**What is being asked**. Copy every line of the following data that includes the string "major".

Records excerpted from a collection:
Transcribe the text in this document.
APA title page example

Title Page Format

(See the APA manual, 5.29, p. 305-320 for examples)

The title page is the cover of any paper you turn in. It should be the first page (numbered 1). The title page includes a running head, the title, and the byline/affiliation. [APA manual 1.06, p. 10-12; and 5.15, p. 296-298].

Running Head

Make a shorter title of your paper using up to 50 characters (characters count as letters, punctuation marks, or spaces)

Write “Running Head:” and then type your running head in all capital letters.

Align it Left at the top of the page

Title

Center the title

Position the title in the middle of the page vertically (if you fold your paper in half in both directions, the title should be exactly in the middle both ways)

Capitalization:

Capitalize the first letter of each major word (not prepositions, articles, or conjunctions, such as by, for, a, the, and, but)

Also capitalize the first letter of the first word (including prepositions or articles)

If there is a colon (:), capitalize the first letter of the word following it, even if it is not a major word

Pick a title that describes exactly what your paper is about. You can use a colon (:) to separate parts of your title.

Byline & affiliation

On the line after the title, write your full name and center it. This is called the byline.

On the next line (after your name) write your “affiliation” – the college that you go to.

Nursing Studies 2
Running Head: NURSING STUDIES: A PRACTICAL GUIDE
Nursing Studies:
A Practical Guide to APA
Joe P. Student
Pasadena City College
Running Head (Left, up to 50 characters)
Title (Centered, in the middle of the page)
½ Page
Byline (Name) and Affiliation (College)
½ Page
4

---

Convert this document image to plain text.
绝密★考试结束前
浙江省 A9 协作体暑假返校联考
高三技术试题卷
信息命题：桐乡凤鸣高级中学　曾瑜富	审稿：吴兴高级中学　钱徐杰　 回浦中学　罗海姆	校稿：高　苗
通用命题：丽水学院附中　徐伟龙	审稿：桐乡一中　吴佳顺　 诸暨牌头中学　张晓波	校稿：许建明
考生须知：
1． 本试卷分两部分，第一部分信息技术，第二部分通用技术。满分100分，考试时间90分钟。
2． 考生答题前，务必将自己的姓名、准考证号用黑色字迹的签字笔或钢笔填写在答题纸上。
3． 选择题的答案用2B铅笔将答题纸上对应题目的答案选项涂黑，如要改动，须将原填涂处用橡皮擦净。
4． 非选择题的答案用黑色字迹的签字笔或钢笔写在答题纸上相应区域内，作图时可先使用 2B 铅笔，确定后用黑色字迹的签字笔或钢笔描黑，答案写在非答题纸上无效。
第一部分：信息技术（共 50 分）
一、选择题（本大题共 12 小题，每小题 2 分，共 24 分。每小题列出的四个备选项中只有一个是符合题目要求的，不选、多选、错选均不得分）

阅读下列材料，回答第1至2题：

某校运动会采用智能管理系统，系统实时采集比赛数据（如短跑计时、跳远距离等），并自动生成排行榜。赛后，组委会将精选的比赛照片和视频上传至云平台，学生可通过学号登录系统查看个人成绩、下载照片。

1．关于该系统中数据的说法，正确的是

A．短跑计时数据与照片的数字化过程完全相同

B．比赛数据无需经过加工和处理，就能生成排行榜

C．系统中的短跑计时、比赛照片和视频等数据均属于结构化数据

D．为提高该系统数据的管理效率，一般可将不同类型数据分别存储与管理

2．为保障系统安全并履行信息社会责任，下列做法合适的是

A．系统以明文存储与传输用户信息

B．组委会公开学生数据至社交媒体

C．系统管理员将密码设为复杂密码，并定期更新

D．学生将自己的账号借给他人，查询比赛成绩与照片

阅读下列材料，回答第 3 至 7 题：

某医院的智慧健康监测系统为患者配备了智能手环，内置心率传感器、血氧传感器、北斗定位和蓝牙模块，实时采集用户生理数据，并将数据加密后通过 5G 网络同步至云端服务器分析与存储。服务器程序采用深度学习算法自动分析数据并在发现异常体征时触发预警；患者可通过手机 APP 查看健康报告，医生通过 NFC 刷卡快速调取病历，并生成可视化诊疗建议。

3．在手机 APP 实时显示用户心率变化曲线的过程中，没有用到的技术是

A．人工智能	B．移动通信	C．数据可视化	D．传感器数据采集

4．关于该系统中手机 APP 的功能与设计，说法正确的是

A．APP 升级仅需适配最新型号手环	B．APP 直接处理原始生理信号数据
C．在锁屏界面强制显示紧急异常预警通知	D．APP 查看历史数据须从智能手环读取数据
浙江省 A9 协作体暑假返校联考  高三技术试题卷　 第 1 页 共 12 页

...

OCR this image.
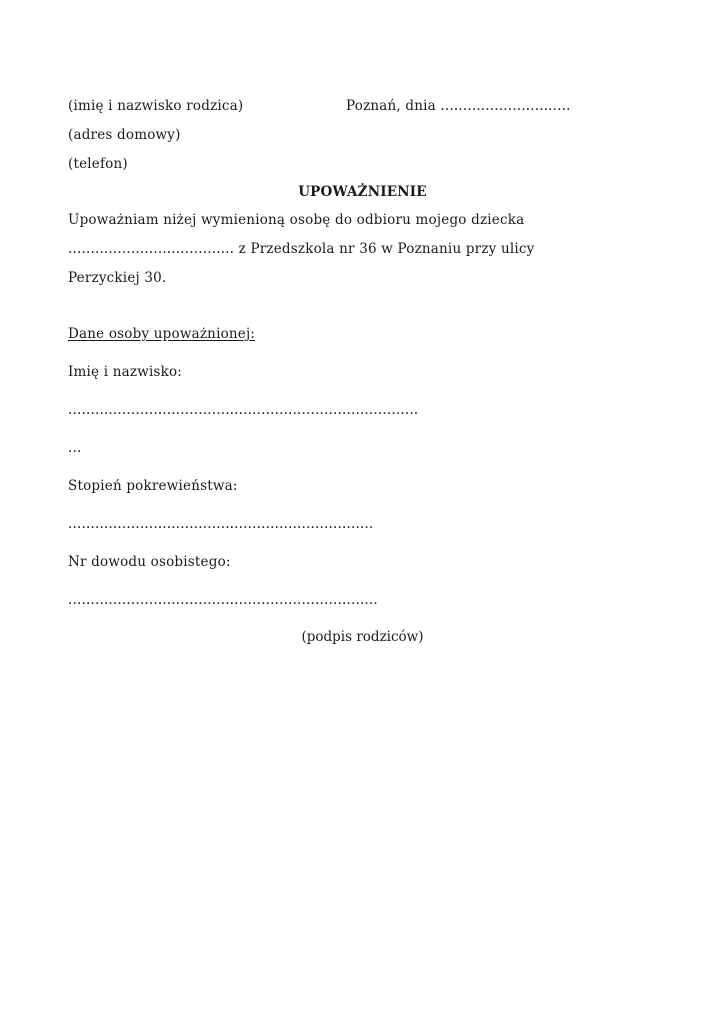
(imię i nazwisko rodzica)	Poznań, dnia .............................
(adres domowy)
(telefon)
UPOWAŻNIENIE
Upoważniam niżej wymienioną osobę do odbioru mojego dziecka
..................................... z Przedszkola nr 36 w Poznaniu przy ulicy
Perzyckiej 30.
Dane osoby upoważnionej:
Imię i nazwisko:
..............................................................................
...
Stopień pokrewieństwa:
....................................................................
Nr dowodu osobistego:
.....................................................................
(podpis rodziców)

**Worked answer**.
Capitalize the first letter of each major word (not prepositions, articles, or conjunctions, such as by, for, a, the, and, but)
If there is a colon (:), capitalize the first letter of the word following it, even if it is not a major word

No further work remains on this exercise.